*EXERCISE DESCRIPTION*:
Every line of the material is to be repeated exactly as it stands.

[Figure record extracts]
================================
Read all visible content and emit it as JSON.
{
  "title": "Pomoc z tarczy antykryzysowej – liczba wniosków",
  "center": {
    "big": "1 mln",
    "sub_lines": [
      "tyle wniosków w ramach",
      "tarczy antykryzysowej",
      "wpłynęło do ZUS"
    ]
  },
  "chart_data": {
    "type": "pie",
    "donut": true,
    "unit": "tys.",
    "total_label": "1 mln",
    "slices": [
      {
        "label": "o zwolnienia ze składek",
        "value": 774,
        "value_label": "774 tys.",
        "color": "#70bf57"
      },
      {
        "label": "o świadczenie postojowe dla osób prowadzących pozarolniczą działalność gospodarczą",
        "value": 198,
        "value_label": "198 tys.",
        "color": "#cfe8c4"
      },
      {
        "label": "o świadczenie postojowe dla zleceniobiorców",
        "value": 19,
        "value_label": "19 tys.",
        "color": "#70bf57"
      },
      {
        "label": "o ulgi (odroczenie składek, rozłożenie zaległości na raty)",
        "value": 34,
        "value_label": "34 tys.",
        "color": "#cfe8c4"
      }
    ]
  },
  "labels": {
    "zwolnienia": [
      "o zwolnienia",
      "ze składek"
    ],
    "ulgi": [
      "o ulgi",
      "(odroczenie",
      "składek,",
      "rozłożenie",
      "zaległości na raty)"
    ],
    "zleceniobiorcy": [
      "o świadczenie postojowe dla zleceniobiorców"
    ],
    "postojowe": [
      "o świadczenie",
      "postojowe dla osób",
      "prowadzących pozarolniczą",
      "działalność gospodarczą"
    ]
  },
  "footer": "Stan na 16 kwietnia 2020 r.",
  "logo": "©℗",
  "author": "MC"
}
================================
*PROBLEM SOLUTION*:
Read all visible content and emit it as JSON.
{
  "title": "Pomoc z tarczy antykryzysowej – liczba wniosków",
  "center": {
    "big": "1 mln",
    "sub_lines": [
      "tyle wniosków w ramach",
      "tarczy antykryzysowej",
      "wpłynęło do ZUS"
    ]
  },
  "chart_data": {
    "type": "pie",
    "donut": true,
    "unit": "tys.",
    "total_label": "1 mln",
    "slices": [
      {
        "label": "o zwolnienia ze składek",
        "value": 774,
        "value_label": "774 tys.",
        "color": "#70bf57"
      },
      {
        "label": "o świadczenie postojowe dla osób prowadzących pozarolniczą działalność gospodarczą",
        "value": 198,
        "value_label": "198 tys.",
        "color": "#cfe8c4"
      },
      {
        "label": "o świadczenie postojowe dla zleceniobiorców",
        "value": 19,
        "value_label": "19 tys.",
        "color": "#70bf57"
      },
      {
        "label": "o ulgi (odroczenie składek, rozłożenie zaległości na raty)",
        "value": 34,
        "value_label": "34 tys.",
        "color": "#cfe8c4"
      }
    ]
  },
  "labels": {
    "zwolnienia": [
      "o zwolnienia",
      "ze składek"
    ],
    "ulgi": [
      "o ulgi",
      "(odroczenie",
      "składek,",
      "rozłożenie",
      "zaległości na raty)"
    ],
    "zleceniobiorcy": [
      "o świadczenie postojowe dla zleceniobiorców"
    ],
    "postojowe": [
      "o świadczenie",
      "postojowe dla osób",
      "prowadzących pozarolniczą",
      "działalność gospodarczą"
    ]
  },
  "footer": "Stan na 16 kwietnia 2020 r.",
  "logo": "©℗",
  "author": "MC"
}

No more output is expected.